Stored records
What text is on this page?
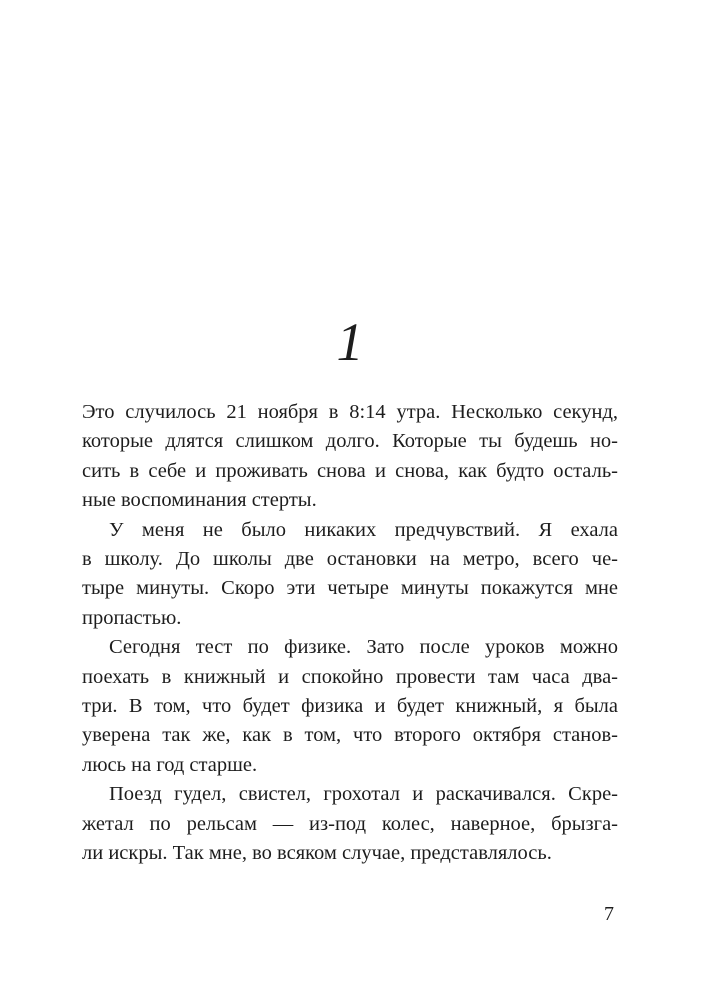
1
Это случилось 21 ноября в 8:14 утра. Несколько секунд,
которые длятся слишком долго. Которые ты будешь но-
сить в себе и проживать снова и снова, как будто осталь-
ные воспоминания стерты.
У меня не было никаких предчувствий. Я ехала
в школу. До школы две остановки на метро, всего че-
тыре минуты. Скоро эти четыре минуты покажутся мне
пропастью.
Сегодня тест по физике. Зато после уроков можно
поехать в книжный и спокойно провести там часа два-
три. В том, что будет физика и будет книжный, я была
уверена так же, как в том, что второго октября станов-
люсь на год старше.
Поезд гудел, свистел, грохотал и раскачивался. Скре-
жетал по рельсам — из-под колес, наверное, брызга-
ли искры. Так мне, во всяком случае, представлялось.
7
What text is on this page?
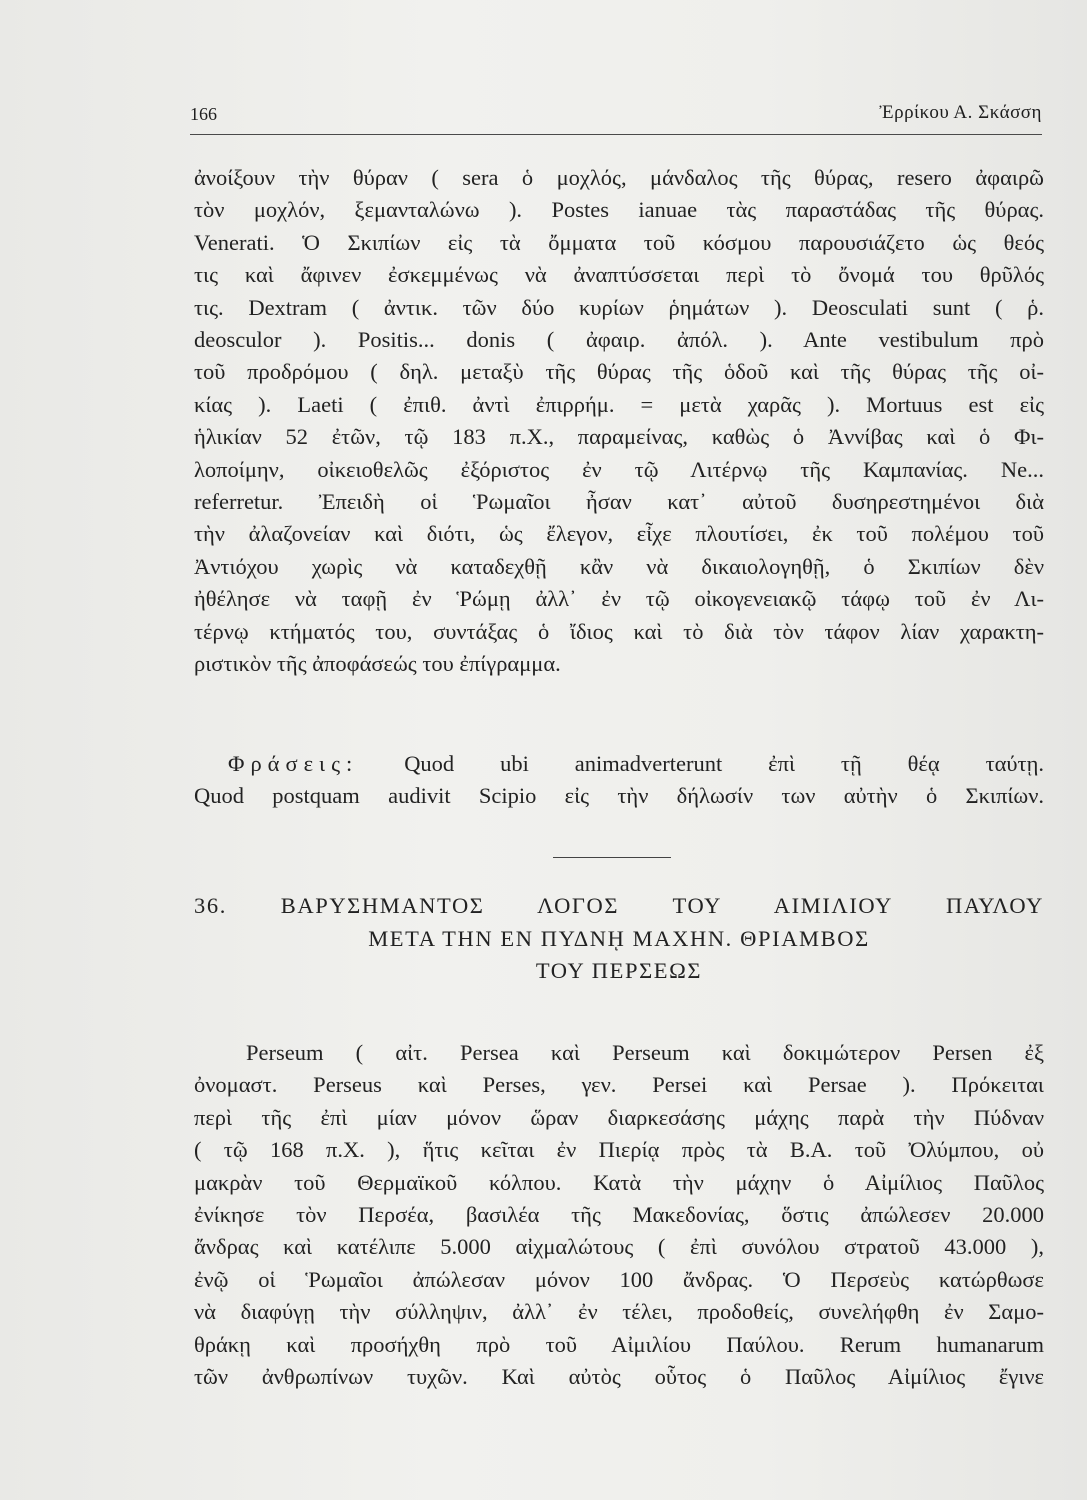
166	Ἐρρίκου Α. Σκάσση
ἀνοίξουν τὴν θύραν ( sera ὁ μοχλός, μάνδαλος τῆς θύρας, resero ἀφαιρῶ
τὸν μοχλόν, ξεμανταλώνω ). Postes ianuae τὰς παραστάδας τῆς θύρας.
Venerati. Ὁ Σκιπίων εἰς τὰ ὄμματα τοῦ κόσμου παρουσιάζετο ὡς θεός
τις καὶ ἄφινεν ἐσκεμμένως νὰ ἀναπτύσσεται περὶ τὸ ὄνομά του θρῦλός
τις. Dextram ( ἀντικ. τῶν δύο κυρίων ῥημάτων ). Deosculati sunt ( ῥ.
deosculor ). Positis... donis ( ἀφαιρ. ἀπόλ. ). Ante vestibulum πρὸ
τοῦ προδρόμου ( δηλ. μεταξὺ τῆς θύρας τῆς ὁδοῦ καὶ τῆς θύρας τῆς οἰ-
κίας ). Laeti ( ἐπιθ. ἀντὶ ἐπιρρήμ. = μετὰ χαρᾶς ). Mortuus est εἰς
ἡλικίαν 52 ἐτῶν, τῷ 183 π.Χ., παραμείνας, καθὼς ὁ Ἀννίβας καὶ ὁ Φι-
λοποίμην, οἰκειοθελῶς ἐξόριστος ἐν τῷ Λιτέρνῳ τῆς Καμπανίας. Ne...
referretur. Ἐπειδὴ οἱ Ῥωμαῖοι ἦσαν κατ᾽ αὐτοῦ δυσηρεστημένοι διὰ
τὴν ἀλαζονείαν καὶ διότι, ὡς ἔλεγον, εἶχε πλουτίσει, ἐκ τοῦ πολέμου τοῦ
Ἀντιόχου χωρὶς νὰ καταδεχθῇ κἂν νὰ δικαιολογηθῇ, ὁ Σκιπίων δὲν
ἠθέλησε νὰ ταφῇ ἐν Ῥώμῃ ἀλλ᾽ ἐν τῷ οἰκογενειακῷ τάφῳ τοῦ ἐν Λι-
τέρνῳ κτήματός του, συντάξας ὁ ἴδιος καὶ τὸ διὰ τὸν τάφον λίαν χαρακτη-
ριστικὸν τῆς ἀποφάσεώς του ἐπίγραμμα.
Φράσεις: Quod ubi animadverterunt ἐπὶ τῇ θέᾳ ταύτῃ.
Quod postquam audivit Scipio εἰς τὴν δήλωσίν των αὐτὴν ὁ Σκιπίων.
36. ΒΑΡΥΣΗΜΑΝΤΟΣ ΛΟΓΟΣ ΤΟΥ ΑΙΜΙΛΙΟΥ ΠΑΥΛΟΥ
ΜΕΤΑ ΤΗΝ ΕΝ ΠΥΔΝῌ ΜΑΧΗΝ. ΘΡΙΑΜΒΟΣ
ΤΟΥ ΠΕΡΣΕΩΣ
Perseum ( αἰτ. Persea καὶ Perseum καὶ δοκιμώτερον Persen ἐξ
ὀνομαστ. Perseus καὶ Perses, γεν. Persei καὶ Persae ). Πρόκειται
περὶ τῆς ἐπὶ μίαν μόνον ὥραν διαρκεσάσης μάχης παρὰ τὴν Πύδναν
( τῷ 168 π.Χ. ), ἥτις κεῖται ἐν Πιερίᾳ πρὸς τὰ Β.Α. τοῦ Ὀλύμπου, οὐ
μακρὰν τοῦ Θερμαϊκοῦ κόλπου. Κατὰ τὴν μάχην ὁ Αἰμίλιος Παῦλος
ἐνίκησε τὸν Περσέα, βασιλέα τῆς Μακεδονίας, ὅστις ἀπώλεσεν 20.000
ἄνδρας καὶ κατέλιπε 5.000 αἰχμαλώτους ( ἐπὶ συνόλου στρατοῦ 43.000 ),
ἐνῷ οἱ Ῥωμαῖοι ἀπώλεσαν μόνον 100 ἄνδρας. Ὁ Περσεὺς κατώρθωσε
νὰ διαφύγῃ τὴν σύλληψιν, ἀλλ᾽ ἐν τέλει, προδοθείς, συνελήφθη ἐν Σαμο-
θράκῃ καὶ προσήχθη πρὸ τοῦ Αἰμιλίου Παύλου. Rerum humanarum
τῶν ἀνθρωπίνων τυχῶν. Καὶ αὐτὸς οὗτος ὁ Παῦλος Αἰμίλιος ἔγινε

• **SHORT TASK**:
How many lines of these entries hold the string "περὶ"? Answer with the number alone.

• **RESPONSE TO THIS TASK**:
2